---------- RECORDS TO PROCESS ----------

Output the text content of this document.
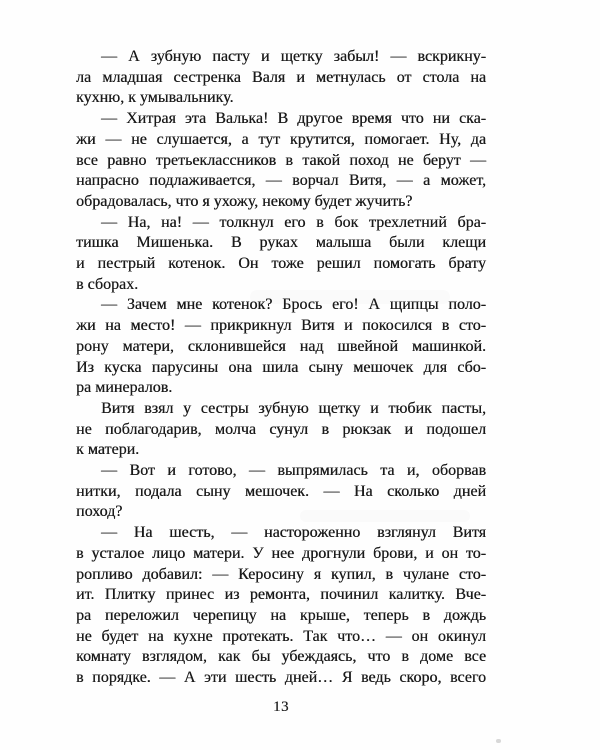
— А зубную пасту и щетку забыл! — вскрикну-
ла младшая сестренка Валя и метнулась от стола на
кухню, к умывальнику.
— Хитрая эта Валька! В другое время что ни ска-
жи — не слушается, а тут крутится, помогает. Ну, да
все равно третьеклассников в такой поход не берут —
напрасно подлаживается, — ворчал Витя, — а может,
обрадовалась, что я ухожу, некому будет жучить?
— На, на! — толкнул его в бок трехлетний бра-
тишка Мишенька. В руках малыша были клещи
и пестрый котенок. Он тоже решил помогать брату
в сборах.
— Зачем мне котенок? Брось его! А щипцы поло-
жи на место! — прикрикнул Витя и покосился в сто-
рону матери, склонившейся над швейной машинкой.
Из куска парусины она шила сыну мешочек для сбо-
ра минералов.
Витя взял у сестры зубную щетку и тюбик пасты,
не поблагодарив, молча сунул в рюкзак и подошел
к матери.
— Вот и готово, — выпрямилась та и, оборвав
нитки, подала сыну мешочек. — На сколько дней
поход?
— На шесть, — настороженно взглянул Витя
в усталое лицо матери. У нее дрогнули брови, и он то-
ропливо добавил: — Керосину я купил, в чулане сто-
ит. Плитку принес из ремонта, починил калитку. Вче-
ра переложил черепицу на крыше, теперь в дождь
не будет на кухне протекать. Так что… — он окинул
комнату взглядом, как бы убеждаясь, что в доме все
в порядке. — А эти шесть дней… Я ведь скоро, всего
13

----------

EXERCISE:
Repeat all the data as it stands, dropping any images it holds.

RESPONSE TO THIS EXERCISE:
Output the text content of this document.
— А зубную пасту и щетку забыл! — вскрикну-
ла младшая сестренка Валя и метнулась от стола на
кухню, к умывальнику.
— Хитрая эта Валька! В другое время что ни ска-
жи — не слушается, а тут крутится, помогает. Ну, да
все равно третьеклассников в такой поход не берут —
напрасно подлаживается, — ворчал Витя, — а может,
обрадовалась, что я ухожу, некому будет жучить?
— На, на! — толкнул его в бок трехлетний бра-
тишка Мишенька. В руках малыша были клещи
и пестрый котенок. Он тоже решил помогать брату
в сборах.
— Зачем мне котенок? Брось его! А щипцы поло-
жи на место! — прикрикнул Витя и покосился в сто-
рону матери, склонившейся над швейной машинкой.
Из куска парусины она шила сыну мешочек для сбо-
ра минералов.
Витя взял у сестры зубную щетку и тюбик пасты,
не поблагодарив, молча сунул в рюкзак и подошел
к матери.
— Вот и готово, — выпрямилась та и, оборвав
нитки, подала сыну мешочек. — На сколько дней
поход?
— На шесть, — настороженно взглянул Витя
в усталое лицо матери. У нее дрогнули брови, и он то-
ропливо добавил: — Керосину я купил, в чулане сто-
ит. Плитку принес из ремонта, починил калитку. Вче-
ра переложил черепицу на крыше, теперь в дождь
не будет на кухне протекать. Так что… — он окинул
комнату взглядом, как бы убеждаясь, что в доме все
в порядке. — А эти шесть дней… Я ведь скоро, всего
13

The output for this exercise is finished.